◆ **Short exercise**
Please copy out every line of the listing below with no changes.

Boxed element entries
Start

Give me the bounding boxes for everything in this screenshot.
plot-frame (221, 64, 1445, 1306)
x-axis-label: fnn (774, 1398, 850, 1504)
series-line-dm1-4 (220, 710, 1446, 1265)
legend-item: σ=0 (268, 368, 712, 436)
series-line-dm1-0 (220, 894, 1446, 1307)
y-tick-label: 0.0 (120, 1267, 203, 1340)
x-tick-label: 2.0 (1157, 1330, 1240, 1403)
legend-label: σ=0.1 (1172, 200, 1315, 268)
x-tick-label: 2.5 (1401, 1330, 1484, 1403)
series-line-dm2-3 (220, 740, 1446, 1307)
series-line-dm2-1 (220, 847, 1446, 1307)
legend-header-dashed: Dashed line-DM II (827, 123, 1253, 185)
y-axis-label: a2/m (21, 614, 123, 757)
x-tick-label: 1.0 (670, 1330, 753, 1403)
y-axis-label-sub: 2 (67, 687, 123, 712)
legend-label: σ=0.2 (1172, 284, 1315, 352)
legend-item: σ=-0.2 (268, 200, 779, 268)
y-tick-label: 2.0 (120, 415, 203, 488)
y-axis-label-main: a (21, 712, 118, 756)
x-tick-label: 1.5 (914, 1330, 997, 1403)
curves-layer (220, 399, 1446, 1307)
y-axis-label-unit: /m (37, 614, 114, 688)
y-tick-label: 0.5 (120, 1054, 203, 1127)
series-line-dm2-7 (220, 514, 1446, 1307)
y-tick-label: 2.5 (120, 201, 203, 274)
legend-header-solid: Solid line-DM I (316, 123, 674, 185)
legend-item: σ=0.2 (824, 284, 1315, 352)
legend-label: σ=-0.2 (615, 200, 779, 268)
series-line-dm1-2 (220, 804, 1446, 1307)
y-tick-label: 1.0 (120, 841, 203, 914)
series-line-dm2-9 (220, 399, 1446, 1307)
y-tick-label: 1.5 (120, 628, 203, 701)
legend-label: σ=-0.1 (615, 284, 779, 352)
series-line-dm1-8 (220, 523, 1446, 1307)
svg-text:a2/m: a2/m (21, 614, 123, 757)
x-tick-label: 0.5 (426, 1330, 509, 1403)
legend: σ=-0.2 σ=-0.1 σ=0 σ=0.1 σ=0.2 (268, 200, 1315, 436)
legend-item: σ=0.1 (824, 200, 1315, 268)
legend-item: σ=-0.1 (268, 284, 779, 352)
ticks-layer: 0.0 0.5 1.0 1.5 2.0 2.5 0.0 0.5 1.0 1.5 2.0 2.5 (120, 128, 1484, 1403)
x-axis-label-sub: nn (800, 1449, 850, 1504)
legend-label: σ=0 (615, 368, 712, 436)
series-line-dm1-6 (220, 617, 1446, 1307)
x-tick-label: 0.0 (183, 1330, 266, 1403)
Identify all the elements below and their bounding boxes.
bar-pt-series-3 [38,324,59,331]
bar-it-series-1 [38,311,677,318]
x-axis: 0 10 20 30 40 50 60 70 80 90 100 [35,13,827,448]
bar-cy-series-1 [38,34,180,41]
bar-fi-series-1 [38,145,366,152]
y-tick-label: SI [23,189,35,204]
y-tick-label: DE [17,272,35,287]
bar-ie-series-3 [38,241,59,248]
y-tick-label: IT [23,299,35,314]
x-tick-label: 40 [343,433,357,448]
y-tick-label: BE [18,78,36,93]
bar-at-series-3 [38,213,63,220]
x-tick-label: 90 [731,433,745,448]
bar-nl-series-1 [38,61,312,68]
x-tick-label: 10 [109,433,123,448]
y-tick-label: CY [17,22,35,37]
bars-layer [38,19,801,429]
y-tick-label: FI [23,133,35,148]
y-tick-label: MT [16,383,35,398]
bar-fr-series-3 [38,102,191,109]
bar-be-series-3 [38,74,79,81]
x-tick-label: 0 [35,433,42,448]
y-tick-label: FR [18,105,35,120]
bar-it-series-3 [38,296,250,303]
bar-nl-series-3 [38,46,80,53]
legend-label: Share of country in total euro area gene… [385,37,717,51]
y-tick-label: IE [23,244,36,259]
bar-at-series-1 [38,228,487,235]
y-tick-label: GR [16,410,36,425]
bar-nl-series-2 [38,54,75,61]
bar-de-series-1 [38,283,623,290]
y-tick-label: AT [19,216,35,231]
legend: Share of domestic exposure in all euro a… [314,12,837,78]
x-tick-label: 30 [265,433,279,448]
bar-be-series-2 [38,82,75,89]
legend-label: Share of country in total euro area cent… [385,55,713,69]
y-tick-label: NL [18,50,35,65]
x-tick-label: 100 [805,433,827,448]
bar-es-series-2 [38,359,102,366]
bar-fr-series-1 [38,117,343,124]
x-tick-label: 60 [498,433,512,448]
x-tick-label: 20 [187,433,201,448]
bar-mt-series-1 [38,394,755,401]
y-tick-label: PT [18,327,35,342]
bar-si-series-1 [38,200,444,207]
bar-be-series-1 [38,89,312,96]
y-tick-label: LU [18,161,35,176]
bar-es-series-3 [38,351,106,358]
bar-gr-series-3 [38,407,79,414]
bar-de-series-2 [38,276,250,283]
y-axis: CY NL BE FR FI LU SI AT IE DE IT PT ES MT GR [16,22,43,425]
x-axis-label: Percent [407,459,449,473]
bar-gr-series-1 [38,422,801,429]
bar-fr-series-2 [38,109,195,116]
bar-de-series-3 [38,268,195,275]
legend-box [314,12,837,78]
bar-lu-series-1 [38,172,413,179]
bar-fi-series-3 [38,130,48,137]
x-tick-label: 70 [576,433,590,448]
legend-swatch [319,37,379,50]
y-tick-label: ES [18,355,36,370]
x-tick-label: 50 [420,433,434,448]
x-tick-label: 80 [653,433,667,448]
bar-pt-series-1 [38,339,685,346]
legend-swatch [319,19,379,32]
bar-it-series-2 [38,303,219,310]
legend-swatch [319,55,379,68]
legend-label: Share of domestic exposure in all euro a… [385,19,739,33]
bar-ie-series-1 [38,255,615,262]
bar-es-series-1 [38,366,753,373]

End

◆ **Exercise answer**
Give me the bounding boxes for everything in this screenshot.
plot-frame (221, 64, 1445, 1306)
x-axis-label: fnn (774, 1398, 850, 1504)
series-line-dm1-4 (220, 710, 1446, 1265)
legend-item: σ=0 (268, 368, 712, 436)
series-line-dm1-0 (220, 894, 1446, 1307)
y-tick-label: 0.0 (120, 1267, 203, 1340)
x-tick-label: 2.0 (1157, 1330, 1240, 1403)
legend-label: σ=0.1 (1172, 200, 1315, 268)
x-tick-label: 2.5 (1401, 1330, 1484, 1403)
series-line-dm2-3 (220, 740, 1446, 1307)
series-line-dm2-1 (220, 847, 1446, 1307)
legend-header-dashed: Dashed line-DM II (827, 123, 1253, 185)
y-axis-label: a2/m (21, 614, 123, 757)
x-tick-label: 1.0 (670, 1330, 753, 1403)
y-axis-label-sub: 2 (67, 687, 123, 712)
legend-label: σ=0.2 (1172, 284, 1315, 352)
legend-item: σ=-0.2 (268, 200, 779, 268)
y-tick-label: 2.0 (120, 415, 203, 488)
y-axis-label-main: a (21, 712, 118, 756)
x-tick-label: 1.5 (914, 1330, 997, 1403)
curves-layer (220, 399, 1446, 1307)
y-axis-label-unit: /m (37, 614, 114, 688)
y-tick-label: 0.5 (120, 1054, 203, 1127)
series-line-dm2-7 (220, 514, 1446, 1307)
y-tick-label: 2.5 (120, 201, 203, 274)
legend-header-solid: Solid line-DM I (316, 123, 674, 185)
legend-item: σ=0.2 (824, 284, 1315, 352)
legend-label: σ=-0.2 (615, 200, 779, 268)
series-line-dm1-2 (220, 804, 1446, 1307)
y-tick-label: 1.0 (120, 841, 203, 914)
series-line-dm2-9 (220, 399, 1446, 1307)
y-tick-label: 1.5 (120, 628, 203, 701)
legend-label: σ=-0.1 (615, 284, 779, 352)
series-line-dm1-8 (220, 523, 1446, 1307)
svg-text:a2/m: a2/m (21, 614, 123, 757)
x-tick-label: 0.5 (426, 1330, 509, 1403)
legend: σ=-0.2 σ=-0.1 σ=0 σ=0.1 σ=0.2 (268, 200, 1315, 436)
legend-item: σ=0.1 (824, 200, 1315, 268)
legend-item: σ=-0.1 (268, 284, 779, 352)
ticks-layer: 0.0 0.5 1.0 1.5 2.0 2.5 0.0 0.5 1.0 1.5 2.0 2.5 (120, 128, 1484, 1403)
x-axis-label-sub: nn (800, 1449, 850, 1504)
legend-label: σ=0 (615, 368, 712, 436)
series-line-dm1-6 (220, 617, 1446, 1307)
x-tick-label: 0.0 (183, 1330, 266, 1403)
Identify all the elements below and their bounding boxes.
bar-pt-series-3 [38,324,59,331]
bar-it-series-1 [38,311,677,318]
x-axis: 0 10 20 30 40 50 60 70 80 90 100 [35,13,827,448]
bar-cy-series-1 [38,34,180,41]
bar-fi-series-1 [38,145,366,152]
y-tick-label: SI [23,189,35,204]
y-tick-label: DE [17,272,35,287]
bar-ie-series-3 [38,241,59,248]
y-tick-label: IT [23,299,35,314]
x-tick-label: 40 [343,433,357,448]
y-tick-label: BE [18,78,36,93]
bar-at-series-3 [38,213,63,220]
x-tick-label: 90 [731,433,745,448]
bar-nl-series-1 [38,61,312,68]
x-tick-label: 10 [109,433,123,448]
y-tick-label: CY [17,22,35,37]
bars-layer [38,19,801,429]
y-tick-label: FI [23,133,35,148]
y-tick-label: MT [16,383,35,398]
bar-fr-series-3 [38,102,191,109]
bar-be-series-3 [38,74,79,81]
x-tick-label: 0 [35,433,42,448]
y-tick-label: FR [18,105,35,120]
bar-it-series-3 [38,296,250,303]
bar-nl-series-3 [38,46,80,53]
legend-label: Share of country in total euro area gene… [385,37,717,51]
y-tick-label: IE [23,244,36,259]
bar-at-series-1 [38,228,487,235]
y-tick-label: GR [16,410,36,425]
bar-nl-series-2 [38,54,75,61]
bar-de-series-1 [38,283,623,290]
y-tick-label: AT [19,216,35,231]
legend: Share of domestic exposure in all euro a… [314,12,837,78]
x-tick-label: 30 [265,433,279,448]
bar-be-series-2 [38,82,75,89]
legend-label: Share of country in total euro area cent… [385,55,713,69]
y-tick-label: NL [18,50,35,65]
x-tick-label: 100 [805,433,827,448]
bar-es-series-2 [38,359,102,366]
bar-fr-series-1 [38,117,343,124]
x-tick-label: 60 [498,433,512,448]
x-tick-label: 20 [187,433,201,448]
bar-mt-series-1 [38,394,755,401]
y-tick-label: PT [18,327,35,342]
bar-si-series-1 [38,200,444,207]
bar-be-series-1 [38,89,312,96]
y-tick-label: LU [18,161,35,176]
bar-es-series-3 [38,351,106,358]
bar-gr-series-3 [38,407,79,414]
bar-de-series-2 [38,276,250,283]
y-axis: CY NL BE FR FI LU SI AT IE DE IT PT ES MT GR [16,22,43,425]
x-axis-label: Percent [407,459,449,473]
bar-gr-series-1 [38,422,801,429]
bar-fr-series-2 [38,109,195,116]
bar-de-series-3 [38,268,195,275]
legend-box [314,12,837,78]
bar-lu-series-1 [38,172,413,179]
bar-fi-series-3 [38,130,48,137]
x-tick-label: 70 [576,433,590,448]
legend-swatch [319,37,379,50]
y-tick-label: ES [18,355,36,370]
x-tick-label: 50 [420,433,434,448]
x-tick-label: 80 [653,433,667,448]
bar-pt-series-1 [38,339,685,346]
legend-swatch [319,19,379,32]
bar-it-series-2 [38,303,219,310]
legend-swatch [319,55,379,68]
legend-label: Share of domestic exposure in all euro a… [385,19,739,33]
bar-ie-series-1 [38,255,615,262]
bar-es-series-1 [38,366,753,373]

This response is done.